— start of Records shown —
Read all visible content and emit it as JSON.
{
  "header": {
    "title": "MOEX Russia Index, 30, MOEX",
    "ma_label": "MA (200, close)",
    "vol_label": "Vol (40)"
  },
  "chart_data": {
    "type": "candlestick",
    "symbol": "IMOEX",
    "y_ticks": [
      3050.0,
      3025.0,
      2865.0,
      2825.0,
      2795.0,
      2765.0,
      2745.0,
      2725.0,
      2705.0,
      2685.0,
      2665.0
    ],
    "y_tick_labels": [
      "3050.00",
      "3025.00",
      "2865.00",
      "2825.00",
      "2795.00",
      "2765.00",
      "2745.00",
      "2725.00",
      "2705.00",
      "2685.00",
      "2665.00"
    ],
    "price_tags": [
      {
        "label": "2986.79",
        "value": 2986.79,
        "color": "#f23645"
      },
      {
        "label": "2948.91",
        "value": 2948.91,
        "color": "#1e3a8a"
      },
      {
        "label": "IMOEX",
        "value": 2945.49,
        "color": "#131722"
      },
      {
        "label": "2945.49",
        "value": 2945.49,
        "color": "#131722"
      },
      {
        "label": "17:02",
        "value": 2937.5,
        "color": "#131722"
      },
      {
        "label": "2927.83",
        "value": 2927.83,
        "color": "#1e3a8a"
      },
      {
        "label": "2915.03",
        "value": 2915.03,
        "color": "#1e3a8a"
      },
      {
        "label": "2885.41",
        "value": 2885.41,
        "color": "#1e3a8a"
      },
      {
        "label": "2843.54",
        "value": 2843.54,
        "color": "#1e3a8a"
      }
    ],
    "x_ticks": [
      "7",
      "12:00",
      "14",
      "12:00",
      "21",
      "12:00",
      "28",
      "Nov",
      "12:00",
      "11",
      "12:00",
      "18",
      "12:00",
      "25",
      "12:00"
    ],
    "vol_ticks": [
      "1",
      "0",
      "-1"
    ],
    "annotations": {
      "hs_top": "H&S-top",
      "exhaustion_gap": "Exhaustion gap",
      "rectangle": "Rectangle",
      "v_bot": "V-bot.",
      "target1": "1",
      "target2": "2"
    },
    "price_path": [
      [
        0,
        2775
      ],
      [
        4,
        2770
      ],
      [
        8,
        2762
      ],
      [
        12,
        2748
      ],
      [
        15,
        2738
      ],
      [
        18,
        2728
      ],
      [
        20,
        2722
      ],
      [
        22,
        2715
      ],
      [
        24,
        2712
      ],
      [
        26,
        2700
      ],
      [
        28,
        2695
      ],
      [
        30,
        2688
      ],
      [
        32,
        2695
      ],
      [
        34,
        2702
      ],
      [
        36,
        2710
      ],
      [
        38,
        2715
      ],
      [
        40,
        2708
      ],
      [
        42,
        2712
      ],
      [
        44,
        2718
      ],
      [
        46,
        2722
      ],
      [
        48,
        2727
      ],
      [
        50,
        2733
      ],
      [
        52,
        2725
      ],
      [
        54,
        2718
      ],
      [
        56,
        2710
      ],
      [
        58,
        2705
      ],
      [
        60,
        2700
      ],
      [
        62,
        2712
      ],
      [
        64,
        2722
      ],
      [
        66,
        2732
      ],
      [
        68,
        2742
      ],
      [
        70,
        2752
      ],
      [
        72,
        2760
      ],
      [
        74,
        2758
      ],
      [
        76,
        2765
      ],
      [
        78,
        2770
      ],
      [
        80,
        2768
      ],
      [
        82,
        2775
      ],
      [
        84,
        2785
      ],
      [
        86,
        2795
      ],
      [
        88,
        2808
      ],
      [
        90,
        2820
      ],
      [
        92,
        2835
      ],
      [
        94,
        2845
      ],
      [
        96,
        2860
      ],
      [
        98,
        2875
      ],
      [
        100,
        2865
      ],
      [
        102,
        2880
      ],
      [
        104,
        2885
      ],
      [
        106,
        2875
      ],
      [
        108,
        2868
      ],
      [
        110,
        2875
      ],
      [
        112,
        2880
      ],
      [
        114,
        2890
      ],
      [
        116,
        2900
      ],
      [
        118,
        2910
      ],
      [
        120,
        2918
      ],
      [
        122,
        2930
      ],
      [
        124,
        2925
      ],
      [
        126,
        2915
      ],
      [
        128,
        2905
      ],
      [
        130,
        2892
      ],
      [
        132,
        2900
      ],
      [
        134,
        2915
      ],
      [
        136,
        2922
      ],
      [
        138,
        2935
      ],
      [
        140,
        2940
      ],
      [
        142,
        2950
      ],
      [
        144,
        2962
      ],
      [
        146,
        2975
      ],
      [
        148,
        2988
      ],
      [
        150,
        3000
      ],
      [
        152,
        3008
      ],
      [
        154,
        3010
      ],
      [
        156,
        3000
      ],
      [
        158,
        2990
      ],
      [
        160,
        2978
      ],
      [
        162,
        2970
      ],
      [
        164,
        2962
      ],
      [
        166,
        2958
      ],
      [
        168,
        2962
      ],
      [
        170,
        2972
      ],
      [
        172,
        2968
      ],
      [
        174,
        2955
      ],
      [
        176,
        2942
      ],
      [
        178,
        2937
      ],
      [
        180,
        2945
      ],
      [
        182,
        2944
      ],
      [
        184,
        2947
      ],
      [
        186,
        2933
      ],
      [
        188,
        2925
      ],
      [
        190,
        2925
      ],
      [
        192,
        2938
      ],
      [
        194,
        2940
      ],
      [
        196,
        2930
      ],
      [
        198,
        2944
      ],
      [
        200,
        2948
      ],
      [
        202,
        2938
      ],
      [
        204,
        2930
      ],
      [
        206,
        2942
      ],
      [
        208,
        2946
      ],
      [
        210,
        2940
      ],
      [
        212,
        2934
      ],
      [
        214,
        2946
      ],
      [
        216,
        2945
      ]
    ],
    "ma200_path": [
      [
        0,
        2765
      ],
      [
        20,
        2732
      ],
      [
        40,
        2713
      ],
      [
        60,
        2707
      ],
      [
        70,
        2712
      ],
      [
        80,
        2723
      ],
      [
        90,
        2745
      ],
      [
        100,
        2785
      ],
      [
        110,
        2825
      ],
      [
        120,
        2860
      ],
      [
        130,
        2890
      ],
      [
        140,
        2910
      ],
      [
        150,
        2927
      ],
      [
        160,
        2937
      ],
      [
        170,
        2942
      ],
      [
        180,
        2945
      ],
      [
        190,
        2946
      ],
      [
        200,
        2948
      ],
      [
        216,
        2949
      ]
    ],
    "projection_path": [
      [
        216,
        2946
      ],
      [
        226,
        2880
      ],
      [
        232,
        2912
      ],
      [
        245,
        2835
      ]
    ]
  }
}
— end of Records shown —
* Task directions *
Every line above that contains the word "value" should be reported.

* The completed task *
        "value": 2986.79,
        "value": 2948.91,
        "value": 2945.49,
        "value": 2945.49,
        "value": 2937.5,
        "value": 2927.83,
        "value": 2915.03,
        "value": 2885.41,
        "value": 2843.54,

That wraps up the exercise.